Select lines where the word "今日烟台" appears.

[Collected data entries]

----

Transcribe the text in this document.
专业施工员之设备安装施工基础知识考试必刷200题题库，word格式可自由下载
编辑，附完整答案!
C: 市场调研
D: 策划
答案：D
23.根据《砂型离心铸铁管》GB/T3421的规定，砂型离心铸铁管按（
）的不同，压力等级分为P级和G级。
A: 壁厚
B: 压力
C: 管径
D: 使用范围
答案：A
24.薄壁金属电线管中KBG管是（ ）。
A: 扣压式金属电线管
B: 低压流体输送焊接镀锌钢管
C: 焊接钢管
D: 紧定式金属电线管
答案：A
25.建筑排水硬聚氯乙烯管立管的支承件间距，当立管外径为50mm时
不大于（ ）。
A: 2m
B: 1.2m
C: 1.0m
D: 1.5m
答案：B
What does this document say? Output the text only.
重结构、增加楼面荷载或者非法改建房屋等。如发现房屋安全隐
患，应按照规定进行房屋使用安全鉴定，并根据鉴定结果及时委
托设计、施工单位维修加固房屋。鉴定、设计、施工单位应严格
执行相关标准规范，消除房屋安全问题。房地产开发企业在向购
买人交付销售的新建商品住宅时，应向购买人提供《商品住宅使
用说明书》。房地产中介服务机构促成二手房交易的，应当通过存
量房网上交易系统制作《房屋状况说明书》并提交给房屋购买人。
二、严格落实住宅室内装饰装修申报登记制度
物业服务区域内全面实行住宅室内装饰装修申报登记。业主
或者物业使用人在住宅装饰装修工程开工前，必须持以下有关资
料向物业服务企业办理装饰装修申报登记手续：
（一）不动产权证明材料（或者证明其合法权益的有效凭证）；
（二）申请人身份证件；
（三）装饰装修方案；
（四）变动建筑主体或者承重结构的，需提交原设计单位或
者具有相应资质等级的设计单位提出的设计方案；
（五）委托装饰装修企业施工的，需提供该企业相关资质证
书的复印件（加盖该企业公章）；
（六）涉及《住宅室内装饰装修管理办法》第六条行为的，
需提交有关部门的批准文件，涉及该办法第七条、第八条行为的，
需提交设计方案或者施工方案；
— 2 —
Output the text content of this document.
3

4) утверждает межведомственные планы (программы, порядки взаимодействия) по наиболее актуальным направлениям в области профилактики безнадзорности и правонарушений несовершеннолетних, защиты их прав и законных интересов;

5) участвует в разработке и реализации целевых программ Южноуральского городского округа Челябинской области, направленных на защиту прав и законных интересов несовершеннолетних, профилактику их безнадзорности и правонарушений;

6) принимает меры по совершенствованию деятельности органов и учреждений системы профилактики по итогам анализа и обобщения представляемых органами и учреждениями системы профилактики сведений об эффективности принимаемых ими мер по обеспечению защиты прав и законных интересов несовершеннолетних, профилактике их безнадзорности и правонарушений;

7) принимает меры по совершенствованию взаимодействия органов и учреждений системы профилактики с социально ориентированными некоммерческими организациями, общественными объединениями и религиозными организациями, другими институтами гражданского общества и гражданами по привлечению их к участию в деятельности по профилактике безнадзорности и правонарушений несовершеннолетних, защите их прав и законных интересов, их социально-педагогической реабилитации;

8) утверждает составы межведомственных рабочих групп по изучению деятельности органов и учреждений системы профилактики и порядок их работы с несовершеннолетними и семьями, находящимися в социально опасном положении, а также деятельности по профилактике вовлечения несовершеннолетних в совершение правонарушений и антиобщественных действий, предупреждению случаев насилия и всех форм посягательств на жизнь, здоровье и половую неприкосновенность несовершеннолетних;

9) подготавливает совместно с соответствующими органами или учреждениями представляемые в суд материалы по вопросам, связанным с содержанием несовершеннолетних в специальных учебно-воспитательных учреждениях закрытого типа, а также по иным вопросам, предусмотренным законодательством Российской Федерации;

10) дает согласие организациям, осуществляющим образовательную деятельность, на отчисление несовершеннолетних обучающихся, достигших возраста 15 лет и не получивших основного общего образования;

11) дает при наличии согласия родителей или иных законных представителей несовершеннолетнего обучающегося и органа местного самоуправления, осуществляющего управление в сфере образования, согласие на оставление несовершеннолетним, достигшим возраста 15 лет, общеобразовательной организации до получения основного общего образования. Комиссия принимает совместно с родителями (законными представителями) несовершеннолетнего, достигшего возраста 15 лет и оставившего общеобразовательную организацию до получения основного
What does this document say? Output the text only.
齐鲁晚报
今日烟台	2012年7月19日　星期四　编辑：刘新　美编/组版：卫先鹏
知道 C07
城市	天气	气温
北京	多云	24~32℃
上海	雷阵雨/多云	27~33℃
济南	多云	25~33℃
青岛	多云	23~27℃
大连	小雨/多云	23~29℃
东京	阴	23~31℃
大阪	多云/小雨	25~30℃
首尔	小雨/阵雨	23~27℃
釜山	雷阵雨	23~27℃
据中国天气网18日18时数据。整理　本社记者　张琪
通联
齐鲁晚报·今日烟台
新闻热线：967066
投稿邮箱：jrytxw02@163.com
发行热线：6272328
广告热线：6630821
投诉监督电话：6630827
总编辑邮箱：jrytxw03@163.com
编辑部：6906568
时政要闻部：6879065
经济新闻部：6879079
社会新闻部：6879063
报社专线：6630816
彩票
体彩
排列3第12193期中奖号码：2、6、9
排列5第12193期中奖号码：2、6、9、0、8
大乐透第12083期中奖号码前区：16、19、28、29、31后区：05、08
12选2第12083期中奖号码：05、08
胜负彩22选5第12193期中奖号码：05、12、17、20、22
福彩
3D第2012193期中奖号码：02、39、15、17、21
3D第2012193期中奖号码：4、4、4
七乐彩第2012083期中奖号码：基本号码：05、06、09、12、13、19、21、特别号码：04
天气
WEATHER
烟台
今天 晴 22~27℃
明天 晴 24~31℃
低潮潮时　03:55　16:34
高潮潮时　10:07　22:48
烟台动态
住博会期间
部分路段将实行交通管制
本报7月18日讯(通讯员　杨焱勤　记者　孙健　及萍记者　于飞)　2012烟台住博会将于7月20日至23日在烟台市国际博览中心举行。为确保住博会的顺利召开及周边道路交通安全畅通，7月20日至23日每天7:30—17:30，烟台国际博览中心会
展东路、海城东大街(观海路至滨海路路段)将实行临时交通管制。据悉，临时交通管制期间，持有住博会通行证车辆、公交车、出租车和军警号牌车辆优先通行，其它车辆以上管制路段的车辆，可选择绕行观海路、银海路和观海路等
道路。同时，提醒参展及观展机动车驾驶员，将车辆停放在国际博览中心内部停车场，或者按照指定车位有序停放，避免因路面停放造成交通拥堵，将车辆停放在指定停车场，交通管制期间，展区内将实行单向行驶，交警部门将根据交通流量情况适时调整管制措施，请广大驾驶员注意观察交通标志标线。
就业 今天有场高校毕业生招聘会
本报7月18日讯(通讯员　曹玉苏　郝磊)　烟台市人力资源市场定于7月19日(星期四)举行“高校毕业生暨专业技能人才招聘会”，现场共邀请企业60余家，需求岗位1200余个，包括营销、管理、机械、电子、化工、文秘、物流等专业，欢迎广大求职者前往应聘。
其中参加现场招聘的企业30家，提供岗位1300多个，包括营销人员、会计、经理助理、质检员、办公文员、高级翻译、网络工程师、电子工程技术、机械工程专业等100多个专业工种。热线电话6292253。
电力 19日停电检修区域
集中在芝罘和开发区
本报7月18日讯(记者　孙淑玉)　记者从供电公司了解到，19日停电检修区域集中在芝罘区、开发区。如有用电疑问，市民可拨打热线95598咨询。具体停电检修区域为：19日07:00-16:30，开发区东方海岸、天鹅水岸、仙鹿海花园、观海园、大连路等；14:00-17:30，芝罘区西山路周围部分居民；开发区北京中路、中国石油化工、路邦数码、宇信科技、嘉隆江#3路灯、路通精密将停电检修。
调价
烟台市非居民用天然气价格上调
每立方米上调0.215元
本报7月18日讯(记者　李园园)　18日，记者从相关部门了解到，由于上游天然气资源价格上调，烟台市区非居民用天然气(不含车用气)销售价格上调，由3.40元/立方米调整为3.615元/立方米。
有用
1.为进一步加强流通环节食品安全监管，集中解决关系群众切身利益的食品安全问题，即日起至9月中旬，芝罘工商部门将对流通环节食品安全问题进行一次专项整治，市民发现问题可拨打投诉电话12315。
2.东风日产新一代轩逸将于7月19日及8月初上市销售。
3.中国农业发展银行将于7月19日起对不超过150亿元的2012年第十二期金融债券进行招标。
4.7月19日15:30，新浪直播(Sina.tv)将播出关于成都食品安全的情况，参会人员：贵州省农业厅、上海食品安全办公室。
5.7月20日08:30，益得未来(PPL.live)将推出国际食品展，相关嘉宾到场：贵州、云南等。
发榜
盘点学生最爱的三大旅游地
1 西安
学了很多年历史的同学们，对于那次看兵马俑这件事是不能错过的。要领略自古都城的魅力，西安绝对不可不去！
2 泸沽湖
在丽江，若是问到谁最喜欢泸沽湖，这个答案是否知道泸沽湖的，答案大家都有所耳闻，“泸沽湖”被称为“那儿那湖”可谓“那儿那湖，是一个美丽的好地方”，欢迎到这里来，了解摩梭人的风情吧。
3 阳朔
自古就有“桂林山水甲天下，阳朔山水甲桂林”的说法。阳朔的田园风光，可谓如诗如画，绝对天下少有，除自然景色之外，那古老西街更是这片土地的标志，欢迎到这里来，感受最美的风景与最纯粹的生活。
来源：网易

----

**Answer to the task:**
今日烟台	2012年7月19日　星期四　编辑：刘新　美编/组版：卫先鹏
齐鲁晚报·今日烟台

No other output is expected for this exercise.